>> Start Supplied passage
In September 2019 Cronin was selected by the Josef and Anni Albers Foundation to spend a month at Thread, the Foundation's residency in Sinthian, a rural village in Senegal. The Albers Foundation selects a small number of artists each year. The Thread program asks one thing of them: spend time in the village, engage meaningfully with the community, and let the work be whatever the work becomes.

Cronin arrived with brushes, plywood panels cut in New York to fit his checked luggage, and six sheets of fine art paper. He found a local enamel called Loubane and made it central to the work. Over thirty days he produced a body of paintings, sculpture, drawings, and collage that pulled the entire vocabulary of his thirty-year practice into a new cultural context, and let the context change what came back out.

The collection includes large-format paintings on plywood, a 48" x 84" modular panel work drawn from a daily market in Tambacounda, a flag piece built from flattened aluminum cans painted in the colors of Senegal, sculptural work made from objects collected on site and transformed back in the studio, a series of collages built from materials Cronin gathered on his daily walks through the village, and 30 Days in Senegal, a five-drawing visual diary of his experience in oil pastel on paper. Some of the work was completed in Sinthian. Some was finished on his return home, with the residency still in his hands.
>> End Supplied passage
>> Start Extracted entries
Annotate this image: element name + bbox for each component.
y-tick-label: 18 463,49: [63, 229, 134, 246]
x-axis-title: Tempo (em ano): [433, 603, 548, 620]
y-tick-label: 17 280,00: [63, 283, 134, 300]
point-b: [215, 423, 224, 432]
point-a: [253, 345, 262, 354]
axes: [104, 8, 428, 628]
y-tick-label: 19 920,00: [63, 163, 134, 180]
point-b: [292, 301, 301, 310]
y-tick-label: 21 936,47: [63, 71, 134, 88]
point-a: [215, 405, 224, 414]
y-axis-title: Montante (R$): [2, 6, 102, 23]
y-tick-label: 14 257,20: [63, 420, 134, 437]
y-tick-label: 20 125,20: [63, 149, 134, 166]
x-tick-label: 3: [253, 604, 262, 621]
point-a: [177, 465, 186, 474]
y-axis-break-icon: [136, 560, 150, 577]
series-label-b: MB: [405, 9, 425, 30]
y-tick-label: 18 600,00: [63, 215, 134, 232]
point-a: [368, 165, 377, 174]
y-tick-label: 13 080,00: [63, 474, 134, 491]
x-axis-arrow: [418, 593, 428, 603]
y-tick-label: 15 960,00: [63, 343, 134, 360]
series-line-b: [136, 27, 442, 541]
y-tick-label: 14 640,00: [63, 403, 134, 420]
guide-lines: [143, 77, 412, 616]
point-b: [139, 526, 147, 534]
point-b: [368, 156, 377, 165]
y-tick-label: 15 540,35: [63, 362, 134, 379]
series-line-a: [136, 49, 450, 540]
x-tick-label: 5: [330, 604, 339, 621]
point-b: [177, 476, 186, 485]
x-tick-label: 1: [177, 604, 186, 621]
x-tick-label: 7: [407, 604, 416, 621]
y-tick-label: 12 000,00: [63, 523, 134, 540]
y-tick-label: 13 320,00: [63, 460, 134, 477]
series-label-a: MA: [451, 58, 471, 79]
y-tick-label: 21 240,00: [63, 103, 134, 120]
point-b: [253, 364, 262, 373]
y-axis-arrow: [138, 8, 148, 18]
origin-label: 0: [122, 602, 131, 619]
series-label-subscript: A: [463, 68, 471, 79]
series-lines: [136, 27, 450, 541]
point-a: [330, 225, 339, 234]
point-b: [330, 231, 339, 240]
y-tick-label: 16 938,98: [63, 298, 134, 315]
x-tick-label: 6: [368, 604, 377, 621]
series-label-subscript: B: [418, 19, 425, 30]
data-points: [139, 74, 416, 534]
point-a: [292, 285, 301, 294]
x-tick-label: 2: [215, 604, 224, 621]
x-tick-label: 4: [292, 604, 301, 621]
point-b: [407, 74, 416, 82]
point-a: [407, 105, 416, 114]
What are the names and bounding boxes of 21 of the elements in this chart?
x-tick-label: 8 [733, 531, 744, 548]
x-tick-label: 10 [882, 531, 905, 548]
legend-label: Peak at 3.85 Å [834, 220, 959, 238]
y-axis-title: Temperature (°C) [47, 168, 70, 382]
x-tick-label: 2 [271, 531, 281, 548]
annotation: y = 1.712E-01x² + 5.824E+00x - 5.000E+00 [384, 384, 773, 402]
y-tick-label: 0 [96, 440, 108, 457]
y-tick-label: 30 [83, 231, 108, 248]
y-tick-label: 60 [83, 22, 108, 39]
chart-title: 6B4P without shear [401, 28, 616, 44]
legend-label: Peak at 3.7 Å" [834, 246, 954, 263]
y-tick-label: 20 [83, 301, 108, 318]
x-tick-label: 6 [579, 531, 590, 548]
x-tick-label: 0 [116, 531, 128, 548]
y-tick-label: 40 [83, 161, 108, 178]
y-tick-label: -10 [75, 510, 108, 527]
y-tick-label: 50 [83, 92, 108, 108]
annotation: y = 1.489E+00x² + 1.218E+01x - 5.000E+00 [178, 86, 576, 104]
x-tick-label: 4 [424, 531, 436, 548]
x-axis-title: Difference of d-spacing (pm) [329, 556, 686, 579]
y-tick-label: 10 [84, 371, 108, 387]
>> End Extracted entries
Translate this sentence from the Senegal residency passage into German: "He found a local enamel called Loubane and made it central to the work." The entries aren't needed for this.

Er fand eine lokale Emaille namens Loubane und machte sie zum Mittelpunkt der Arbeit.